Exercise inputs -
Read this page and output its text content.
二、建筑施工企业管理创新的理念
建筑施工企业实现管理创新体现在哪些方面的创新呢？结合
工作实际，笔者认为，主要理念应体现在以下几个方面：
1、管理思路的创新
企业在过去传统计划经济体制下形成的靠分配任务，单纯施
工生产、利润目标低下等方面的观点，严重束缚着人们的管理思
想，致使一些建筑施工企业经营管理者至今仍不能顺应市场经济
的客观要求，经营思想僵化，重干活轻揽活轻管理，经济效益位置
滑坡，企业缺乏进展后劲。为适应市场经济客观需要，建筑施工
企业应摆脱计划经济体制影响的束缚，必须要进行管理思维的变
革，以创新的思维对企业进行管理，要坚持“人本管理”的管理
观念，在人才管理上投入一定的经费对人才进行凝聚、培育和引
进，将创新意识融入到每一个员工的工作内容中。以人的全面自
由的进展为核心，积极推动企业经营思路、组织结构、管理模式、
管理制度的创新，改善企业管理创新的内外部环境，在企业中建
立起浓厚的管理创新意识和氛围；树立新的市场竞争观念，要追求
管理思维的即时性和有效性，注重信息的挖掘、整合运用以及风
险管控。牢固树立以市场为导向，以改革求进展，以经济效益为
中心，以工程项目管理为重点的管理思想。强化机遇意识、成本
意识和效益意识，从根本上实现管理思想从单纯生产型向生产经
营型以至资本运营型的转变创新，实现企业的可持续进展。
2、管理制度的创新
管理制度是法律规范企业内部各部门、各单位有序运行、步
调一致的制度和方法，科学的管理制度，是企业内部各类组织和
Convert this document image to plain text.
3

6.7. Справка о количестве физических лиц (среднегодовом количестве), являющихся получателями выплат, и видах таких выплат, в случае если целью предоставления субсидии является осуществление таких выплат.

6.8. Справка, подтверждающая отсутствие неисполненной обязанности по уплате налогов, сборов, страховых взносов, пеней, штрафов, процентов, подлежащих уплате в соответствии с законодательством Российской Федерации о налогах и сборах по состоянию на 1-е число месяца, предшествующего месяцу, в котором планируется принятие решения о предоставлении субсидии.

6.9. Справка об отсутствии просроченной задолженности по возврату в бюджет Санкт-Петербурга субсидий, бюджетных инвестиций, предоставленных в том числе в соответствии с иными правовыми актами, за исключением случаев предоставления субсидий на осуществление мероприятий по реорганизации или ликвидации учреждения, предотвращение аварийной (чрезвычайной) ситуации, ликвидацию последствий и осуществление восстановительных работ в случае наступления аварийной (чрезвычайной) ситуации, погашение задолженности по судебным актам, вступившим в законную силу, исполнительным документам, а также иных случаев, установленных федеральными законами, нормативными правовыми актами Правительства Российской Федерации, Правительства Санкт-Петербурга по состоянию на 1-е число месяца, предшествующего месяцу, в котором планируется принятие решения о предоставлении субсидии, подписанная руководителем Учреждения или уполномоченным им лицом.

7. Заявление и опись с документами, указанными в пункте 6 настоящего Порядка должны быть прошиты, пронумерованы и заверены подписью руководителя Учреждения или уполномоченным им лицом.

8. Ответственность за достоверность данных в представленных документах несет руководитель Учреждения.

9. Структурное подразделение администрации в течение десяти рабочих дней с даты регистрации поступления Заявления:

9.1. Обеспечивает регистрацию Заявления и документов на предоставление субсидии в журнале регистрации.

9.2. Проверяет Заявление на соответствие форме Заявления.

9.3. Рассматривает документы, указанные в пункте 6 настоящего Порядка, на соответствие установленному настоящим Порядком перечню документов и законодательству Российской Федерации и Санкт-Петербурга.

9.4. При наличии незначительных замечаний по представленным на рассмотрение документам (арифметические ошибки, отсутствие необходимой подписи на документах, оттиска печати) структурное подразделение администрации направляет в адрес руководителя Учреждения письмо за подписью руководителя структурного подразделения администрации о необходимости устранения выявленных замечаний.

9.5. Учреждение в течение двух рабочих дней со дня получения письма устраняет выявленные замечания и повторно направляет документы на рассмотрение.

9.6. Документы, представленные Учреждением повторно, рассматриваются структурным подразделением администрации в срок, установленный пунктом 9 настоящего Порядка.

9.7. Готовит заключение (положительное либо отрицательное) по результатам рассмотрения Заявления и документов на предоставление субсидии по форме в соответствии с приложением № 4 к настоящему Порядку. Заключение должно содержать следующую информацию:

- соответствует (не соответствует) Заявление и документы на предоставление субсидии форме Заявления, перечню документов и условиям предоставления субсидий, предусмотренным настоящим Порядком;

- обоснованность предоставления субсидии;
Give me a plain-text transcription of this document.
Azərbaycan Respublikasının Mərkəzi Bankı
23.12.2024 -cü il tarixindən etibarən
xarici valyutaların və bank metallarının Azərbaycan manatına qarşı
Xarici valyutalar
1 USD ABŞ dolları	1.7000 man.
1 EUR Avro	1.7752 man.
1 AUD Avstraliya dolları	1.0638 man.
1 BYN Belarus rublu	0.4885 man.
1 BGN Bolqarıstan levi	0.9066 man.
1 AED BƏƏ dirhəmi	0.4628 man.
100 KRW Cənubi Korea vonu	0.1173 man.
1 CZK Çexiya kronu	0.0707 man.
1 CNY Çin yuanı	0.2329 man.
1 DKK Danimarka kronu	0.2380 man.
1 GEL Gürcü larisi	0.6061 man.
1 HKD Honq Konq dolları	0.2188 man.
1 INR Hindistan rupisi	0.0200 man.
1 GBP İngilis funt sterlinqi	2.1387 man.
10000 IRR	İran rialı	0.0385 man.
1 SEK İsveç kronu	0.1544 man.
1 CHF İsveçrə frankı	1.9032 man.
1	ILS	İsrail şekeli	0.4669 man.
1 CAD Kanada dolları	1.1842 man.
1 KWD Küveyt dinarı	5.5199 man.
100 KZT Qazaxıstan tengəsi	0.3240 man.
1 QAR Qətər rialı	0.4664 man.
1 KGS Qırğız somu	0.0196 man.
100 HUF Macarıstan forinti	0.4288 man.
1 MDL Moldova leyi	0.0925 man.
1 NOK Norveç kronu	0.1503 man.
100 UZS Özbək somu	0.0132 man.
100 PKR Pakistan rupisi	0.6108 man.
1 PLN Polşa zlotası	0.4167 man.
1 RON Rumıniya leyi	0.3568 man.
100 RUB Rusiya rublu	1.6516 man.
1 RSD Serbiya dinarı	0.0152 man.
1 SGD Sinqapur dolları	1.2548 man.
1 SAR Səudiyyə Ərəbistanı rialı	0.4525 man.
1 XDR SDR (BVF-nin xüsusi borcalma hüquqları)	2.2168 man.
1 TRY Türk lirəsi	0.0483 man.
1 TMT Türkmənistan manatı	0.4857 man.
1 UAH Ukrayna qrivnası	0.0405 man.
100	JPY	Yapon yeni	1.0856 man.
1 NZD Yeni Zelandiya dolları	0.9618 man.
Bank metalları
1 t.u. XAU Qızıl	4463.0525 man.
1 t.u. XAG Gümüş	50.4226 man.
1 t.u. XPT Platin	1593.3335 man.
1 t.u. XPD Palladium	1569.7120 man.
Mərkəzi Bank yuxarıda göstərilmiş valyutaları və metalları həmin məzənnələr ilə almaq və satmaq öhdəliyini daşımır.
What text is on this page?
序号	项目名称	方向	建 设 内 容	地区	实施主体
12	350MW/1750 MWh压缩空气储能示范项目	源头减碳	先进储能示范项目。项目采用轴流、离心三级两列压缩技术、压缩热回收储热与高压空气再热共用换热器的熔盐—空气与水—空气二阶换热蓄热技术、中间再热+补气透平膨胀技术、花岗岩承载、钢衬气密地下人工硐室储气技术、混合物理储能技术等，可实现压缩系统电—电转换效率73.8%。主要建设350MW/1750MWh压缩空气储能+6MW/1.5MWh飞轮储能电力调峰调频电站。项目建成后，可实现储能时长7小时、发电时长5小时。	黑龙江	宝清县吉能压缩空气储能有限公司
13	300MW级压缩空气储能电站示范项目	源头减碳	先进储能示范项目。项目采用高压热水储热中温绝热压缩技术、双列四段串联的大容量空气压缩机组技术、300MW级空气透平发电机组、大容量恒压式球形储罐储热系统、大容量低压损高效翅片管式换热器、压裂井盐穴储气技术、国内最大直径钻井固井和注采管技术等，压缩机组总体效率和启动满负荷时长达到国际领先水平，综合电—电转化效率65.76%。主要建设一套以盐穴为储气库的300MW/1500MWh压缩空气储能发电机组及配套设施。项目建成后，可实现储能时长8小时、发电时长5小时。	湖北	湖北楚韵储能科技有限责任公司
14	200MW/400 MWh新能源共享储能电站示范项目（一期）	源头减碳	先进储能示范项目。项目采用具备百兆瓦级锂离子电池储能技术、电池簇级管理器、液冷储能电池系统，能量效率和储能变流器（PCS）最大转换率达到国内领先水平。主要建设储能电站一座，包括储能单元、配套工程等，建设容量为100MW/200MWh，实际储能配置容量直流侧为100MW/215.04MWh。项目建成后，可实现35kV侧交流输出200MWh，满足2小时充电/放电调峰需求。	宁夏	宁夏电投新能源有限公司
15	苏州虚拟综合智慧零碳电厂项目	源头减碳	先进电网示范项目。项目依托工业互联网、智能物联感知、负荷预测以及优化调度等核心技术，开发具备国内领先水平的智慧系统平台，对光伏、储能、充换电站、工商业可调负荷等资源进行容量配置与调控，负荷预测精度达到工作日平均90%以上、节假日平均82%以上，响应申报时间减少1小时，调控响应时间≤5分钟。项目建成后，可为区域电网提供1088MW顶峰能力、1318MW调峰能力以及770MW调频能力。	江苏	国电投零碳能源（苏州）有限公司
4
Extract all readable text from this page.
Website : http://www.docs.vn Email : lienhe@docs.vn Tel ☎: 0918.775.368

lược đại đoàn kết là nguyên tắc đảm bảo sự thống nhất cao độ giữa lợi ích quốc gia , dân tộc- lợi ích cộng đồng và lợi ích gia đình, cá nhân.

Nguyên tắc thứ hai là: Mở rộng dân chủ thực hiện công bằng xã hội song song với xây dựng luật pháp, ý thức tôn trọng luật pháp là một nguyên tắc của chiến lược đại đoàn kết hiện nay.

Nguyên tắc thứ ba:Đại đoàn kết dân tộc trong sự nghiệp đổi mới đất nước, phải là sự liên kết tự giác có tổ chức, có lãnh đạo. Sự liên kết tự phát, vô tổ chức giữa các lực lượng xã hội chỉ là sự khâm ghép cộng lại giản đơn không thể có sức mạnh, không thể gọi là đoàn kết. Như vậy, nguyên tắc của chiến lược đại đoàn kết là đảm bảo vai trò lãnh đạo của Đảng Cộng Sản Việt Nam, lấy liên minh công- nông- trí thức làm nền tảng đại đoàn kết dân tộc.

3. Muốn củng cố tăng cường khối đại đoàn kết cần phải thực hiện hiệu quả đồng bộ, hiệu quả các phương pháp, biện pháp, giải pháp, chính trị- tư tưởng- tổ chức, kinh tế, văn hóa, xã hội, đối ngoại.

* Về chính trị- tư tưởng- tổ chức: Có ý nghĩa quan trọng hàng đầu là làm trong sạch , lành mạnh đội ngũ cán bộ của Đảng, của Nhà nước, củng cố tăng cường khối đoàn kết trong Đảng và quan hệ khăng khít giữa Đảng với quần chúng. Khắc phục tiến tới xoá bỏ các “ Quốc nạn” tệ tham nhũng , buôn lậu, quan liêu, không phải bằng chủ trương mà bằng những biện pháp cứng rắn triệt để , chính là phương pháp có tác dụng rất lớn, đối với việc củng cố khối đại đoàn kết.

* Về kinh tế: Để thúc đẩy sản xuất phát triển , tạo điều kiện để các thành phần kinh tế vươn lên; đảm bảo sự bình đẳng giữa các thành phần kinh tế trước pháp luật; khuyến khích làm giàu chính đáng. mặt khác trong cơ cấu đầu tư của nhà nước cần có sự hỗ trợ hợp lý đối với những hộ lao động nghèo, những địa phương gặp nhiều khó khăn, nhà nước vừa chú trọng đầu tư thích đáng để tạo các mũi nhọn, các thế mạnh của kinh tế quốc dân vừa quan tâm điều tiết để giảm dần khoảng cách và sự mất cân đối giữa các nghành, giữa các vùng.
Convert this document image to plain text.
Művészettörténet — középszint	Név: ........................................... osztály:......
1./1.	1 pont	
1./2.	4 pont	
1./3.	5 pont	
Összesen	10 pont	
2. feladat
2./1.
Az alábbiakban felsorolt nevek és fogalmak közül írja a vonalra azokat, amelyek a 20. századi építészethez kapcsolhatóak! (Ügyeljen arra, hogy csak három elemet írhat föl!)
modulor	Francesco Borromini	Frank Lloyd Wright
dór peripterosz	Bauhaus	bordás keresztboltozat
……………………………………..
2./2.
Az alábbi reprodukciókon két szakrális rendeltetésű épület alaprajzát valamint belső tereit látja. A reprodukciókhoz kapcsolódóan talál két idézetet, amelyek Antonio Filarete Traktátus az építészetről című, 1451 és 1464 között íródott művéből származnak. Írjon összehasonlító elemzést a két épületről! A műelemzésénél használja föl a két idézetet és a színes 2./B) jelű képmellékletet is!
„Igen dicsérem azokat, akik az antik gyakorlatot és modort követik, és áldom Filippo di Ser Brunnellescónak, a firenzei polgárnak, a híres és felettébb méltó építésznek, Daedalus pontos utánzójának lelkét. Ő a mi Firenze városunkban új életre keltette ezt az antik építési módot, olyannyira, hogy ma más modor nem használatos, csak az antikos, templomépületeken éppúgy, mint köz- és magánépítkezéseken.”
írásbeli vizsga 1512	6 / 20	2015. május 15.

Short exercise -
The answer should be a single number: the count of lines in the data that include the string "giữa".

Full response -
4